## Aim
Copy verbatim every line of the material from the line containing "Give bounding boxes" through the line containing "x-tick-label-4: 60 <box>511 460 535 485</box>", including both of those lines.

--- BEGIN ---

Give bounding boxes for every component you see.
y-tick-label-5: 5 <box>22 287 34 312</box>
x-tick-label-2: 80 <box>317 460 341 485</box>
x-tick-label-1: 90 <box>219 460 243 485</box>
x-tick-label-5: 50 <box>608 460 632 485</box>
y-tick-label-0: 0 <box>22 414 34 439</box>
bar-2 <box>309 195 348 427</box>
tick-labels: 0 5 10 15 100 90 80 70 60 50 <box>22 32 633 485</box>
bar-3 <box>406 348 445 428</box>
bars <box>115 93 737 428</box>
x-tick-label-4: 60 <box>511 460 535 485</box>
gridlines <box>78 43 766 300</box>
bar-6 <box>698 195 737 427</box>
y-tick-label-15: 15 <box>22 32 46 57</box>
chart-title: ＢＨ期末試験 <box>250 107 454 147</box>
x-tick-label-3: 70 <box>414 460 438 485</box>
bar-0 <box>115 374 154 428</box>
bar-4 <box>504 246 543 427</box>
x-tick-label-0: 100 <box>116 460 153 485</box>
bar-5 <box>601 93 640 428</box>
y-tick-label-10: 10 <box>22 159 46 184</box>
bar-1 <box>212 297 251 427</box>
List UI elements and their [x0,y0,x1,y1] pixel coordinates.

--- END ---
--- BEGIN ---

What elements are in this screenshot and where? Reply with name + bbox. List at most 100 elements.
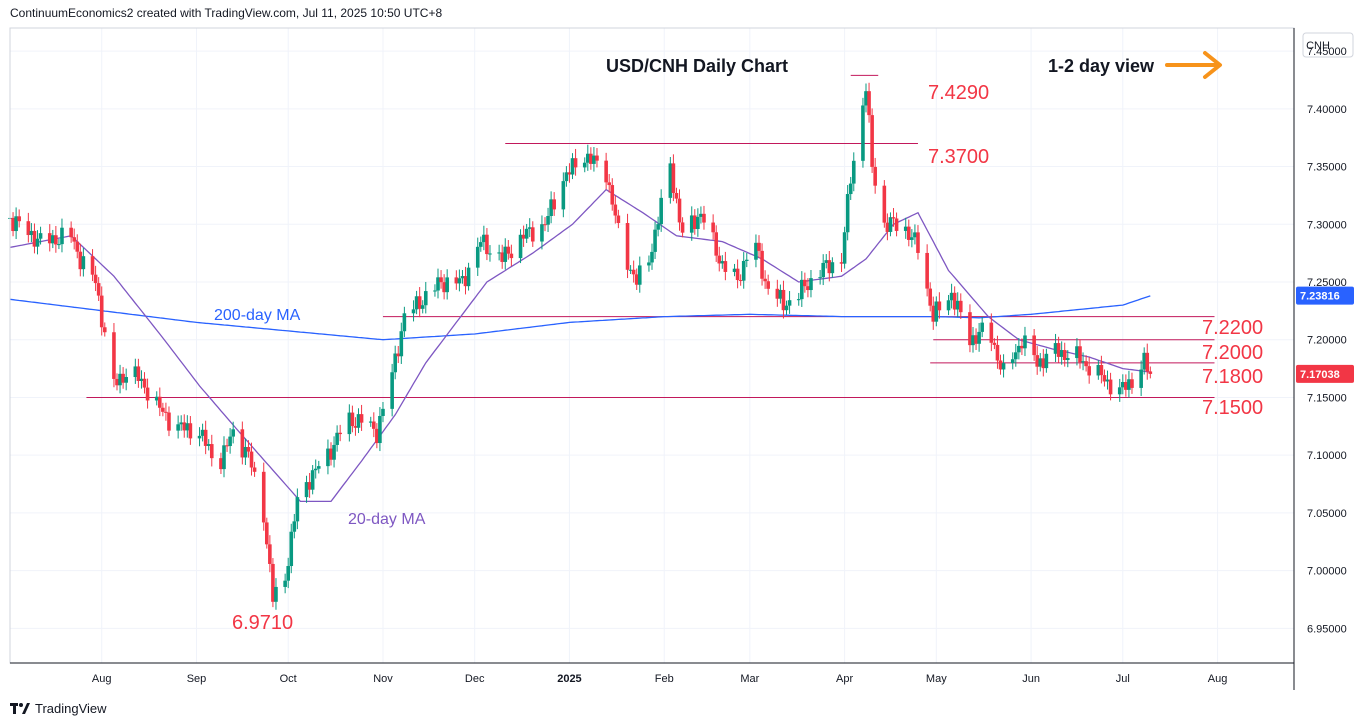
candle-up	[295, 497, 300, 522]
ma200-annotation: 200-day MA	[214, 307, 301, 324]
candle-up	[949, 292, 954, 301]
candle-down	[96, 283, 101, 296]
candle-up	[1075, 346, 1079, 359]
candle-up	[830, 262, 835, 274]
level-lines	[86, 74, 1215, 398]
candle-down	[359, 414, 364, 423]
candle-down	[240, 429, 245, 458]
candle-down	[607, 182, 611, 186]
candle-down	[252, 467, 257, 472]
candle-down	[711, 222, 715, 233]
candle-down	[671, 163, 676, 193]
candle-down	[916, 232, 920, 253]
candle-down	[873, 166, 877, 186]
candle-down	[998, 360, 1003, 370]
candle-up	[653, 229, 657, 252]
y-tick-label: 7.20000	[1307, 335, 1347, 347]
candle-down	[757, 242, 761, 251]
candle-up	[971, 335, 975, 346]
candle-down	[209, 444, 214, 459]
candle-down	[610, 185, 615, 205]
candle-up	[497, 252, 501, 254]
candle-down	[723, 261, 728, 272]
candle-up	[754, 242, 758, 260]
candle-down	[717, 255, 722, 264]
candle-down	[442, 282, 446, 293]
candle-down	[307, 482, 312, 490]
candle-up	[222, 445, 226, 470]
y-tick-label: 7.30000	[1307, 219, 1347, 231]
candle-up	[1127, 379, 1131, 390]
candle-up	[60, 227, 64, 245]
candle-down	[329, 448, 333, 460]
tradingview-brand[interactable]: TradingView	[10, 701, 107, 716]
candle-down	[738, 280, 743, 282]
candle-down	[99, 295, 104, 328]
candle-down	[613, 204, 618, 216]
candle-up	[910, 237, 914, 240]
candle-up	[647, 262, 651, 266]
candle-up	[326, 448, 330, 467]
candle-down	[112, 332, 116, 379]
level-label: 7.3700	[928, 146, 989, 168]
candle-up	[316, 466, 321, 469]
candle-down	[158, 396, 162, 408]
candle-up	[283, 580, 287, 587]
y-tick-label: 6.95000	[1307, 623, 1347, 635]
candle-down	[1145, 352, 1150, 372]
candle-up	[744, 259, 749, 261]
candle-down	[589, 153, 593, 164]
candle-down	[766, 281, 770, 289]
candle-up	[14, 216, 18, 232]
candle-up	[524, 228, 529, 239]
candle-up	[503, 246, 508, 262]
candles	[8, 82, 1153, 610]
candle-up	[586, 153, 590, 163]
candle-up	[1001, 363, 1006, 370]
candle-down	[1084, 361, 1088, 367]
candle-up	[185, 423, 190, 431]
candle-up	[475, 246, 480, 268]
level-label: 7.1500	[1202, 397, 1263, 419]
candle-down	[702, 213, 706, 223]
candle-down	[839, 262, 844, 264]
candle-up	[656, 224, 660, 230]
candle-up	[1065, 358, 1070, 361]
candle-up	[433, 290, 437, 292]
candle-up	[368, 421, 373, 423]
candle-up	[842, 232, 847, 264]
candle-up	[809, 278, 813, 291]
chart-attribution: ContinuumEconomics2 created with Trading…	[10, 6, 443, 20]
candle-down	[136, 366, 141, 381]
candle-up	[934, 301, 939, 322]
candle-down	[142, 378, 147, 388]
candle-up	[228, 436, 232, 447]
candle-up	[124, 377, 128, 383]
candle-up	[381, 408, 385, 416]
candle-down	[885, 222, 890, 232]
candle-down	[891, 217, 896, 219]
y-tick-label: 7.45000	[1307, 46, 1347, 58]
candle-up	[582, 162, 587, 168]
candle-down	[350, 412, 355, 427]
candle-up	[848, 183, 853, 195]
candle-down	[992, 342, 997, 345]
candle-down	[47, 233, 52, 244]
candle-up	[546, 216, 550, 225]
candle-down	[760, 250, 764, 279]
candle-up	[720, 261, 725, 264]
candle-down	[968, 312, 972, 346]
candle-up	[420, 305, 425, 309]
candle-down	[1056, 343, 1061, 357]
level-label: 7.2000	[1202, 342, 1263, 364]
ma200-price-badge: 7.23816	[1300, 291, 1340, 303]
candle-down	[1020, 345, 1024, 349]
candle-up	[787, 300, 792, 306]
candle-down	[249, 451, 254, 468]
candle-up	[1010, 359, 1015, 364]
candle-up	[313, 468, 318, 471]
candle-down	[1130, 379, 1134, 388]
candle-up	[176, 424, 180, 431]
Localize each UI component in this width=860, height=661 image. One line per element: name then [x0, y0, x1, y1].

--- END ---
--- BEGIN ---

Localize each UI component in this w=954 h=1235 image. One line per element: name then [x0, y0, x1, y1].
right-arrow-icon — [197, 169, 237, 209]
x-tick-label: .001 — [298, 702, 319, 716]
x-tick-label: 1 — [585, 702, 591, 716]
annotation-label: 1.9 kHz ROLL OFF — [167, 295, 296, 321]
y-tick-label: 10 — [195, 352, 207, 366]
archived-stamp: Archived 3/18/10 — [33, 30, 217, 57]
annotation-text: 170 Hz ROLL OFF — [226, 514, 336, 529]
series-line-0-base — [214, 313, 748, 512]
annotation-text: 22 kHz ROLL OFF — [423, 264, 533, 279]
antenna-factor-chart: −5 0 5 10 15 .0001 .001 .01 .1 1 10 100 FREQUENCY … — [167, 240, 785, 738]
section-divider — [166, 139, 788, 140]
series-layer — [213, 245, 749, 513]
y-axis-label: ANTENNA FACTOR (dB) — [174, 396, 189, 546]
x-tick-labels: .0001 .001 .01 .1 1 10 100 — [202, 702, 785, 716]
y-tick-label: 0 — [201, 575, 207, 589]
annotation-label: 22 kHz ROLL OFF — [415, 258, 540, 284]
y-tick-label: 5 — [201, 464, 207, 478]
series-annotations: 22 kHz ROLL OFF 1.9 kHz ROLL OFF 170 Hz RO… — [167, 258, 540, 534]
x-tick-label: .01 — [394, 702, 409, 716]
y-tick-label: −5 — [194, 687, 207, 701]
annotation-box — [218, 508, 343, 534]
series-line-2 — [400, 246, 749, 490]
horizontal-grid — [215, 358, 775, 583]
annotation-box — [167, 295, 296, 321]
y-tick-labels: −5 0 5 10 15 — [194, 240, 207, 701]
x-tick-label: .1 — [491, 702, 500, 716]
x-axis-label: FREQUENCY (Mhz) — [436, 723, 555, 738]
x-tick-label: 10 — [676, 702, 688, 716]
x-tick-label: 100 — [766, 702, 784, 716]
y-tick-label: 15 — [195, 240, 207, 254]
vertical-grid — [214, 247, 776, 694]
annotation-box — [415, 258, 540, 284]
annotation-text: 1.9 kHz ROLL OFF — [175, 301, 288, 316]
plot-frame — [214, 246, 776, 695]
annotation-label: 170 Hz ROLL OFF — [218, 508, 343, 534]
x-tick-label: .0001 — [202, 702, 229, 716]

--- END ---

## Exercise output
Give bounding boxes for every component you see.
y-tick-label-5: 5 <box>22 287 34 312</box>
x-tick-label-2: 80 <box>317 460 341 485</box>
x-tick-label-1: 90 <box>219 460 243 485</box>
x-tick-label-5: 50 <box>608 460 632 485</box>
y-tick-label-0: 0 <box>22 414 34 439</box>
bar-2 <box>309 195 348 427</box>
tick-labels: 0 5 10 15 100 90 80 70 60 50 <box>22 32 633 485</box>
bar-3 <box>406 348 445 428</box>
bars <box>115 93 737 428</box>
x-tick-label-4: 60 <box>511 460 535 485</box>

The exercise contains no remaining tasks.